[START OF EXTRACTED ENTRIES]

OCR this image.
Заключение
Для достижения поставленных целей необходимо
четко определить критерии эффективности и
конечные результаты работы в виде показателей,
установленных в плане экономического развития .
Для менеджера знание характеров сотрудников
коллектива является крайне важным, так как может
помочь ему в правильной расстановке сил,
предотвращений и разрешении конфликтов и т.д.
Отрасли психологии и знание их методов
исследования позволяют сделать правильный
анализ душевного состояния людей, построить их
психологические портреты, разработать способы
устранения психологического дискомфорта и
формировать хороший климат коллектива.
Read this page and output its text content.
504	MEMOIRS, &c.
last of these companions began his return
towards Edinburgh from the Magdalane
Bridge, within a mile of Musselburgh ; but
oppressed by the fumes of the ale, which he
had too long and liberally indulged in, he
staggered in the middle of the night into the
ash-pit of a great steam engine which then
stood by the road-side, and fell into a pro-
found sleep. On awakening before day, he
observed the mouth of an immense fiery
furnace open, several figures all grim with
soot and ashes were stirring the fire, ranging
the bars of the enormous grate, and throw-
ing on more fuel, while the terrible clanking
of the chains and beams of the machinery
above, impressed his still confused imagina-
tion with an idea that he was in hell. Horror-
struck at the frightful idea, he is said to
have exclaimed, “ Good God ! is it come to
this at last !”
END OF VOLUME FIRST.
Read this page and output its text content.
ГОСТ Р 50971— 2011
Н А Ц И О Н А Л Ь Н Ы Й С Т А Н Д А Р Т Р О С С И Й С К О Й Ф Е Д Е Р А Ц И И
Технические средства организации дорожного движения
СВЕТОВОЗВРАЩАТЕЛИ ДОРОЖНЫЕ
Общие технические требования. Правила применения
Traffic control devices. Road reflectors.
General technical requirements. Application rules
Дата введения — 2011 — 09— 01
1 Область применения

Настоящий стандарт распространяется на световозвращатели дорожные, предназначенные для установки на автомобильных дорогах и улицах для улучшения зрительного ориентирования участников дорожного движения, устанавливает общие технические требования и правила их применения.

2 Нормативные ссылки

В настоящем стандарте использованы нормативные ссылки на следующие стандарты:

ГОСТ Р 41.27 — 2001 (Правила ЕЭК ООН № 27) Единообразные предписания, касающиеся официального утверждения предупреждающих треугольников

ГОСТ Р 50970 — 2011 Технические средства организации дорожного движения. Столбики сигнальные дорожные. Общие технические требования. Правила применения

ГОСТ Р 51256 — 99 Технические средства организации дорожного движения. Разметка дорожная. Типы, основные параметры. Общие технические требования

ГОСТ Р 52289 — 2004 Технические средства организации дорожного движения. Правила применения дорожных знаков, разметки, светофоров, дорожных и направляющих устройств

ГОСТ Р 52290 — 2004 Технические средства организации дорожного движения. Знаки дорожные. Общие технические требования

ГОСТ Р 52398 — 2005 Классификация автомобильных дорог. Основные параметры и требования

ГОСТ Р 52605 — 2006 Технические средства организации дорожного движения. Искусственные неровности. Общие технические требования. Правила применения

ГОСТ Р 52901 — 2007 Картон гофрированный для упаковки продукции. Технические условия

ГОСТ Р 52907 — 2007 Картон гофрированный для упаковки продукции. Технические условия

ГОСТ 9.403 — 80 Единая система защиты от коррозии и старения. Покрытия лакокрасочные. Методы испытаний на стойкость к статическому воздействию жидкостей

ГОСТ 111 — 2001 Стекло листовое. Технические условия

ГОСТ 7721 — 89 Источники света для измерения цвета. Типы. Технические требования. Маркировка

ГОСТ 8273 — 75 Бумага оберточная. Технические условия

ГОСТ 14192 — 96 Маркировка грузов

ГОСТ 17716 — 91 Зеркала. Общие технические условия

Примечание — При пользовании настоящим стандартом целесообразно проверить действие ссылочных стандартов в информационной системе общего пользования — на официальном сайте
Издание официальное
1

[END OF EXTRACTED ENTRIES]

_THE REQUEST_
Print the listing above in full, exactly as it is.

_WORKED SOLUTION_
OCR this image.
Заключение
Для достижения поставленных целей необходимо
четко определить критерии эффективности и
конечные результаты работы в виде показателей,
установленных в плане экономического развития .
Для менеджера знание характеров сотрудников
коллектива является крайне важным, так как может
помочь ему в правильной расстановке сил,
предотвращений и разрешении конфликтов и т.д.
Отрасли психологии и знание их методов
исследования позволяют сделать правильный
анализ душевного состояния людей, построить их
психологические портреты, разработать способы
устранения психологического дискомфорта и
формировать хороший климат коллектива.
Read this page and output its text content.
504	MEMOIRS, &c.
last of these companions began his return
towards Edinburgh from the Magdalane
Bridge, within a mile of Musselburgh ; but
oppressed by the fumes of the ale, which he
had too long and liberally indulged in, he
staggered in the middle of the night into the
ash-pit of a great steam engine which then
stood by the road-side, and fell into a pro-
found sleep. On awakening before day, he
observed the mouth of an immense fiery
furnace open, several figures all grim with
soot and ashes were stirring the fire, ranging
the bars of the enormous grate, and throw-
ing on more fuel, while the terrible clanking
of the chains and beams of the machinery
above, impressed his still confused imagina-
tion with an idea that he was in hell. Horror-
struck at the frightful idea, he is said to
have exclaimed, “ Good God ! is it come to
this at last !”
END OF VOLUME FIRST.
Read this page and output its text content.
ГОСТ Р 50971— 2011
Н А Ц И О Н А Л Ь Н Ы Й С Т А Н Д А Р Т Р О С С И Й С К О Й Ф Е Д Е Р А Ц И И
Технические средства организации дорожного движения
СВЕТОВОЗВРАЩАТЕЛИ ДОРОЖНЫЕ
Общие технические требования. Правила применения
Traffic control devices. Road reflectors.
General technical requirements. Application rules
Дата введения — 2011 — 09— 01
1 Область применения

Настоящий стандарт распространяется на световозвращатели дорожные, предназначенные для установки на автомобильных дорогах и улицах для улучшения зрительного ориентирования участников дорожного движения, устанавливает общие технические требования и правила их применения.

2 Нормативные ссылки

В настоящем стандарте использованы нормативные ссылки на следующие стандарты:

ГОСТ Р 41.27 — 2001 (Правила ЕЭК ООН № 27) Единообразные предписания, касающиеся официального утверждения предупреждающих треугольников

ГОСТ Р 50970 — 2011 Технические средства организации дорожного движения. Столбики сигнальные дорожные. Общие технические требования. Правила применения

ГОСТ Р 51256 — 99 Технические средства организации дорожного движения. Разметка дорожная. Типы, основные параметры. Общие технические требования

ГОСТ Р 52289 — 2004 Технические средства организации дорожного движения. Правила применения дорожных знаков, разметки, светофоров, дорожных и направляющих устройств

ГОСТ Р 52290 — 2004 Технические средства организации дорожного движения. Знаки дорожные. Общие технические требования

ГОСТ Р 52398 — 2005 Классификация автомобильных дорог. Основные параметры и требования

ГОСТ Р 52605 — 2006 Технические средства организации дорожного движения. Искусственные неровности. Общие технические требования. Правила применения

ГОСТ Р 52901 — 2007 Картон гофрированный для упаковки продукции. Технические условия

ГОСТ Р 52907 — 2007 Картон гофрированный для упаковки продукции. Технические условия

ГОСТ 9.403 — 80 Единая система защиты от коррозии и старения. Покрытия лакокрасочные. Методы испытаний на стойкость к статическому воздействию жидкостей

ГОСТ 111 — 2001 Стекло листовое. Технические условия

ГОСТ 7721 — 89 Источники света для измерения цвета. Типы. Технические требования. Маркировка

ГОСТ 8273 — 75 Бумага оберточная. Технические условия

ГОСТ 14192 — 96 Маркировка грузов

ГОСТ 17716 — 91 Зеркала. Общие технические условия

Примечание — При пользовании настоящим стандартом целесообразно проверить действие ссылочных стандартов в информационной системе общего пользования — на официальном сайте
Издание официальное
1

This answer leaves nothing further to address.